Below are entries. Pull out all lines containing "Beyond".

------ EXTRACTED DATA ------

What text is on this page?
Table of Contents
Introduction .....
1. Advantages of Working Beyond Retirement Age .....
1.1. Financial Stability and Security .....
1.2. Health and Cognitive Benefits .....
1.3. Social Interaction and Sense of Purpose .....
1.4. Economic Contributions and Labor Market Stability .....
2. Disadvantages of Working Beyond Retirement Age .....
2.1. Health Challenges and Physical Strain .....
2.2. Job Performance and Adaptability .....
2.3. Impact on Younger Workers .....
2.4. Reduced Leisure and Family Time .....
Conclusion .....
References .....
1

------

▶ _REPLY_
1. Advantages of Working Beyond Retirement Age .....
2. Disadvantages of Working Beyond Retirement Age .....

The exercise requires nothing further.